<<<<

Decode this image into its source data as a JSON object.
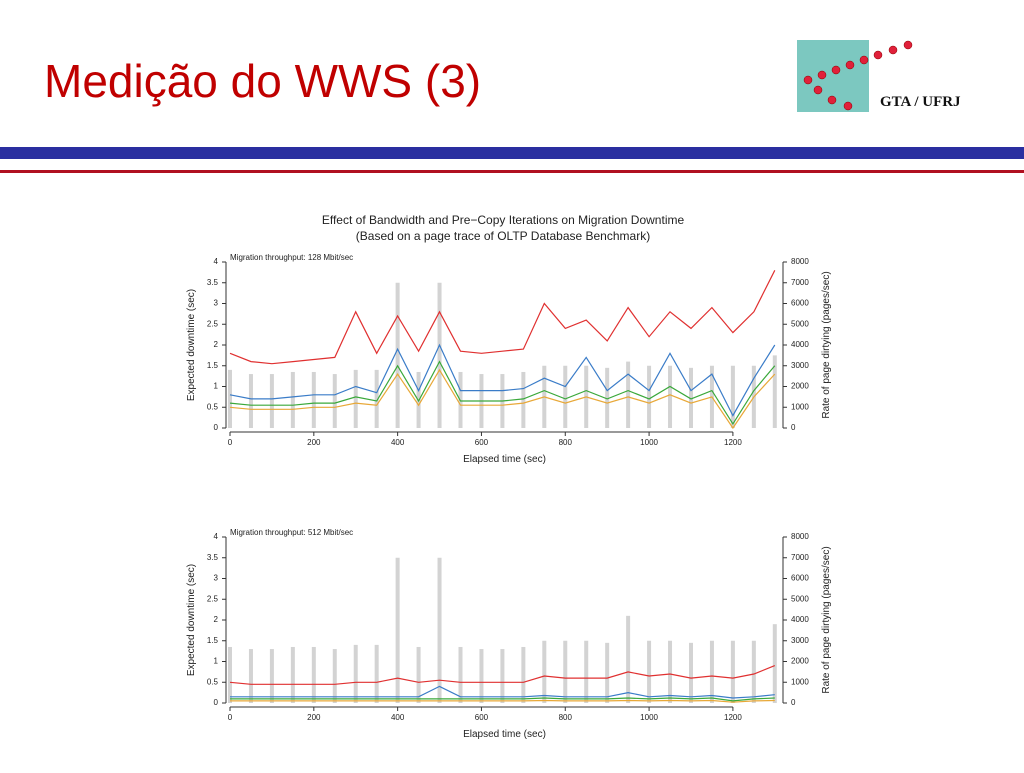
{
  "header": {
    "title": "Medição do WWS (3)",
    "logo_text": "GTA / UFRJ"
  },
  "chart_data": [
    {
      "type": "line",
      "title": "Effect of Bandwidth and Pre−Copy Iterations on Migration Downtime",
      "subtitle": "(Based on a page trace of OLTP Database Benchmark)",
      "annotation": "Migration throughput: 128 Mbit/sec",
      "xlabel": "Elapsed time (sec)",
      "ylabel": "Expected downtime (sec)",
      "y2label": "Rate of page dirtying (pages/sec)",
      "xlim": [
        0,
        1310
      ],
      "xticks": [
        0,
        200,
        400,
        600,
        800,
        1000,
        1200
      ],
      "ylim": [
        0,
        4
      ],
      "yticks": [
        0,
        0.5,
        1,
        1.5,
        2,
        2.5,
        3,
        3.5,
        4
      ],
      "y2lim": [
        0,
        8000
      ],
      "y2ticks": [
        0,
        1000,
        2000,
        3000,
        4000,
        5000,
        6000,
        7000,
        8000
      ],
      "x": [
        0,
        50,
        100,
        150,
        200,
        250,
        300,
        350,
        400,
        450,
        500,
        550,
        600,
        650,
        700,
        750,
        800,
        850,
        900,
        950,
        1000,
        1050,
        1100,
        1150,
        1200,
        1250,
        1300
      ],
      "series": [
        {
          "type": "bar",
          "axis": "y2",
          "color": "#d3d3d3",
          "values": [
            2800,
            2600,
            2600,
            2700,
            2700,
            2600,
            2800,
            2800,
            7000,
            2700,
            7000,
            2700,
            2600,
            2600,
            2700,
            3000,
            3000,
            3000,
            2900,
            3200,
            3000,
            3000,
            2900,
            3000,
            3000,
            3000,
            3500
          ]
        },
        {
          "color": "#e03030",
          "values": [
            1.8,
            1.6,
            1.55,
            1.6,
            1.65,
            1.7,
            2.8,
            1.8,
            2.7,
            1.85,
            2.8,
            1.85,
            1.8,
            1.85,
            1.9,
            3.0,
            2.4,
            2.6,
            2.1,
            2.9,
            2.2,
            2.8,
            2.4,
            2.9,
            2.3,
            2.8,
            3.8
          ]
        },
        {
          "color": "#3a7cc8",
          "values": [
            0.8,
            0.7,
            0.7,
            0.75,
            0.8,
            0.8,
            1.0,
            0.85,
            1.9,
            0.9,
            2.0,
            0.9,
            0.9,
            0.9,
            0.95,
            1.2,
            1.0,
            1.7,
            0.9,
            1.3,
            0.9,
            1.8,
            0.9,
            1.3,
            0.3,
            1.2,
            2.0
          ]
        },
        {
          "color": "#3aa83a",
          "values": [
            0.6,
            0.55,
            0.55,
            0.55,
            0.6,
            0.6,
            0.75,
            0.65,
            1.5,
            0.65,
            1.6,
            0.65,
            0.65,
            0.65,
            0.7,
            0.9,
            0.7,
            0.9,
            0.7,
            0.9,
            0.7,
            1.0,
            0.7,
            0.9,
            0.1,
            0.9,
            1.5
          ]
        },
        {
          "color": "#e8a838",
          "values": [
            0.5,
            0.45,
            0.45,
            0.45,
            0.5,
            0.5,
            0.6,
            0.55,
            1.3,
            0.55,
            1.4,
            0.55,
            0.55,
            0.55,
            0.6,
            0.75,
            0.6,
            0.75,
            0.6,
            0.75,
            0.6,
            0.8,
            0.6,
            0.75,
            0.0,
            0.75,
            1.3
          ]
        }
      ]
    },
    {
      "type": "line",
      "annotation": "Migration throughput: 512 Mbit/sec",
      "xlabel": "Elapsed time (sec)",
      "ylabel": "Expected downtime (sec)",
      "y2label": "Rate of page dirtying (pages/sec)",
      "xlim": [
        0,
        1310
      ],
      "xticks": [
        0,
        200,
        400,
        600,
        800,
        1000,
        1200
      ],
      "ylim": [
        0,
        4
      ],
      "yticks": [
        0,
        0.5,
        1,
        1.5,
        2,
        2.5,
        3,
        3.5,
        4
      ],
      "y2lim": [
        0,
        8000
      ],
      "y2ticks": [
        0,
        1000,
        2000,
        3000,
        4000,
        5000,
        6000,
        7000,
        8000
      ],
      "x": [
        0,
        50,
        100,
        150,
        200,
        250,
        300,
        350,
        400,
        450,
        500,
        550,
        600,
        650,
        700,
        750,
        800,
        850,
        900,
        950,
        1000,
        1050,
        1100,
        1150,
        1200,
        1250,
        1300
      ],
      "series": [
        {
          "type": "bar",
          "axis": "y2",
          "color": "#d3d3d3",
          "values": [
            2700,
            2600,
            2600,
            2700,
            2700,
            2600,
            2800,
            2800,
            7000,
            2700,
            7000,
            2700,
            2600,
            2600,
            2700,
            3000,
            3000,
            3000,
            2900,
            4200,
            3000,
            3000,
            2900,
            3000,
            3000,
            3000,
            3800
          ]
        },
        {
          "color": "#e03030",
          "values": [
            0.5,
            0.45,
            0.45,
            0.45,
            0.45,
            0.45,
            0.5,
            0.5,
            0.6,
            0.5,
            0.55,
            0.5,
            0.5,
            0.5,
            0.5,
            0.65,
            0.6,
            0.6,
            0.6,
            0.75,
            0.65,
            0.7,
            0.6,
            0.65,
            0.6,
            0.7,
            0.9
          ]
        },
        {
          "color": "#3a7cc8",
          "values": [
            0.15,
            0.15,
            0.15,
            0.15,
            0.15,
            0.15,
            0.15,
            0.15,
            0.15,
            0.15,
            0.4,
            0.15,
            0.15,
            0.15,
            0.15,
            0.18,
            0.15,
            0.15,
            0.15,
            0.25,
            0.15,
            0.18,
            0.15,
            0.18,
            0.12,
            0.15,
            0.2
          ]
        },
        {
          "color": "#3aa83a",
          "values": [
            0.1,
            0.1,
            0.1,
            0.1,
            0.1,
            0.1,
            0.1,
            0.1,
            0.1,
            0.1,
            0.1,
            0.1,
            0.1,
            0.1,
            0.1,
            0.12,
            0.1,
            0.1,
            0.1,
            0.12,
            0.1,
            0.12,
            0.1,
            0.12,
            0.05,
            0.1,
            0.12
          ]
        },
        {
          "color": "#e8a838",
          "values": [
            0.05,
            0.05,
            0.05,
            0.05,
            0.05,
            0.05,
            0.05,
            0.05,
            0.05,
            0.05,
            0.05,
            0.05,
            0.05,
            0.05,
            0.05,
            0.06,
            0.05,
            0.05,
            0.05,
            0.06,
            0.05,
            0.06,
            0.05,
            0.06,
            0.02,
            0.05,
            0.06
          ]
        }
      ]
    }
  ]
}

>>>>

**JOB**: Each record above is to be restated exactly, with its pictures removed from the copy.

**REPLY TO THE TASK**:
Decode this image into its source data as a JSON object.
{
  "header": {
    "title": "Medição do WWS (3)",
    "logo_text": "GTA / UFRJ"
  },
  "chart_data": [
    {
      "type": "line",
      "title": "Effect of Bandwidth and Pre−Copy Iterations on Migration Downtime",
      "subtitle": "(Based on a page trace of OLTP Database Benchmark)",
      "annotation": "Migration throughput: 128 Mbit/sec",
      "xlabel": "Elapsed time (sec)",
      "ylabel": "Expected downtime (sec)",
      "y2label": "Rate of page dirtying (pages/sec)",
      "xlim": [
        0,
        1310
      ],
      "xticks": [
        0,
        200,
        400,
        600,
        800,
        1000,
        1200
      ],
      "ylim": [
        0,
        4
      ],
      "yticks": [
        0,
        0.5,
        1,
        1.5,
        2,
        2.5,
        3,
        3.5,
        4
      ],
      "y2lim": [
        0,
        8000
      ],
      "y2ticks": [
        0,
        1000,
        2000,
        3000,
        4000,
        5000,
        6000,
        7000,
        8000
      ],
      "x": [
        0,
        50,
        100,
        150,
        200,
        250,
        300,
        350,
        400,
        450,
        500,
        550,
        600,
        650,
        700,
        750,
        800,
        850,
        900,
        950,
        1000,
        1050,
        1100,
        1150,
        1200,
        1250,
        1300
      ],
      "series": [
        {
          "type": "bar",
          "axis": "y2",
          "color": "#d3d3d3",
          "values": [
            2800,
            2600,
            2600,
            2700,
            2700,
            2600,
            2800,
            2800,
            7000,
            2700,
            7000,
            2700,
            2600,
            2600,
            2700,
            3000,
            3000,
            3000,
            2900,
            3200,
            3000,
            3000,
            2900,
            3000,
            3000,
            3000,
            3500
          ]
        },
        {
          "color": "#e03030",
          "values": [
            1.8,
            1.6,
            1.55,
            1.6,
            1.65,
            1.7,
            2.8,
            1.8,
            2.7,
            1.85,
            2.8,
            1.85,
            1.8,
            1.85,
            1.9,
            3.0,
            2.4,
            2.6,
            2.1,
            2.9,
            2.2,
            2.8,
            2.4,
            2.9,
            2.3,
            2.8,
            3.8
          ]
        },
        {
          "color": "#3a7cc8",
          "values": [
            0.8,
            0.7,
            0.7,
            0.75,
            0.8,
            0.8,
            1.0,
            0.85,
            1.9,
            0.9,
            2.0,
            0.9,
            0.9,
            0.9,
            0.95,
            1.2,
            1.0,
            1.7,
            0.9,
            1.3,
            0.9,
            1.8,
            0.9,
            1.3,
            0.3,
            1.2,
            2.0
          ]
        },
        {
          "color": "#3aa83a",
          "values": [
            0.6,
            0.55,
            0.55,
            0.55,
            0.6,
            0.6,
            0.75,
            0.65,
            1.5,
            0.65,
            1.6,
            0.65,
            0.65,
            0.65,
            0.7,
            0.9,
            0.7,
            0.9,
            0.7,
            0.9,
            0.7,
            1.0,
            0.7,
            0.9,
            0.1,
            0.9,
            1.5
          ]
        },
        {
          "color": "#e8a838",
          "values": [
            0.5,
            0.45,
            0.45,
            0.45,
            0.5,
            0.5,
            0.6,
            0.55,
            1.3,
            0.55,
            1.4,
            0.55,
            0.55,
            0.55,
            0.6,
            0.75,
            0.6,
            0.75,
            0.6,
            0.75,
            0.6,
            0.8,
            0.6,
            0.75,
            0.0,
            0.75,
            1.3
          ]
        }
      ]
    },
    {
      "type": "line",
      "annotation": "Migration throughput: 512 Mbit/sec",
      "xlabel": "Elapsed time (sec)",
      "ylabel": "Expected downtime (sec)",
      "y2label": "Rate of page dirtying (pages/sec)",
      "xlim": [
        0,
        1310
      ],
      "xticks": [
        0,
        200,
        400,
        600,
        800,
        1000,
        1200
      ],
      "ylim": [
        0,
        4
      ],
      "yticks": [
        0,
        0.5,
        1,
        1.5,
        2,
        2.5,
        3,
        3.5,
        4
      ],
      "y2lim": [
        0,
        8000
      ],
      "y2ticks": [
        0,
        1000,
        2000,
        3000,
        4000,
        5000,
        6000,
        7000,
        8000
      ],
      "x": [
        0,
        50,
        100,
        150,
        200,
        250,
        300,
        350,
        400,
        450,
        500,
        550,
        600,
        650,
        700,
        750,
        800,
        850,
        900,
        950,
        1000,
        1050,
        1100,
        1150,
        1200,
        1250,
        1300
      ],
      "series": [
        {
          "type": "bar",
          "axis": "y2",
          "color": "#d3d3d3",
          "values": [
            2700,
            2600,
            2600,
            2700,
            2700,
            2600,
            2800,
            2800,
            7000,
            2700,
            7000,
            2700,
            2600,
            2600,
            2700,
            3000,
            3000,
            3000,
            2900,
            4200,
            3000,
            3000,
            2900,
            3000,
            3000,
            3000,
            3800
          ]
        },
        {
          "color": "#e03030",
          "values": [
            0.5,
            0.45,
            0.45,
            0.45,
            0.45,
            0.45,
            0.5,
            0.5,
            0.6,
            0.5,
            0.55,
            0.5,
            0.5,
            0.5,
            0.5,
            0.65,
            0.6,
            0.6,
            0.6,
            0.75,
            0.65,
            0.7,
            0.6,
            0.65,
            0.6,
            0.7,
            0.9
          ]
        },
        {
          "color": "#3a7cc8",
          "values": [
            0.15,
            0.15,
            0.15,
            0.15,
            0.15,
            0.15,
            0.15,
            0.15,
            0.15,
            0.15,
            0.4,
            0.15,
            0.15,
            0.15,
            0.15,
            0.18,
            0.15,
            0.15,
            0.15,
            0.25,
            0.15,
            0.18,
            0.15,
            0.18,
            0.12,
            0.15,
            0.2
          ]
        },
        {
          "color": "#3aa83a",
          "values": [
            0.1,
            0.1,
            0.1,
            0.1,
            0.1,
            0.1,
            0.1,
            0.1,
            0.1,
            0.1,
            0.1,
            0.1,
            0.1,
            0.1,
            0.1,
            0.12,
            0.1,
            0.1,
            0.1,
            0.12,
            0.1,
            0.12,
            0.1,
            0.12,
            0.05,
            0.1,
            0.12
          ]
        },
        {
          "color": "#e8a838",
          "values": [
            0.05,
            0.05,
            0.05,
            0.05,
            0.05,
            0.05,
            0.05,
            0.05,
            0.05,
            0.05,
            0.05,
            0.05,
            0.05,
            0.05,
            0.05,
            0.06,
            0.05,
            0.05,
            0.05,
            0.06,
            0.05,
            0.06,
            0.05,
            0.06,
            0.02,
            0.05,
            0.06
          ]
        }
      ]
    }
  ]
}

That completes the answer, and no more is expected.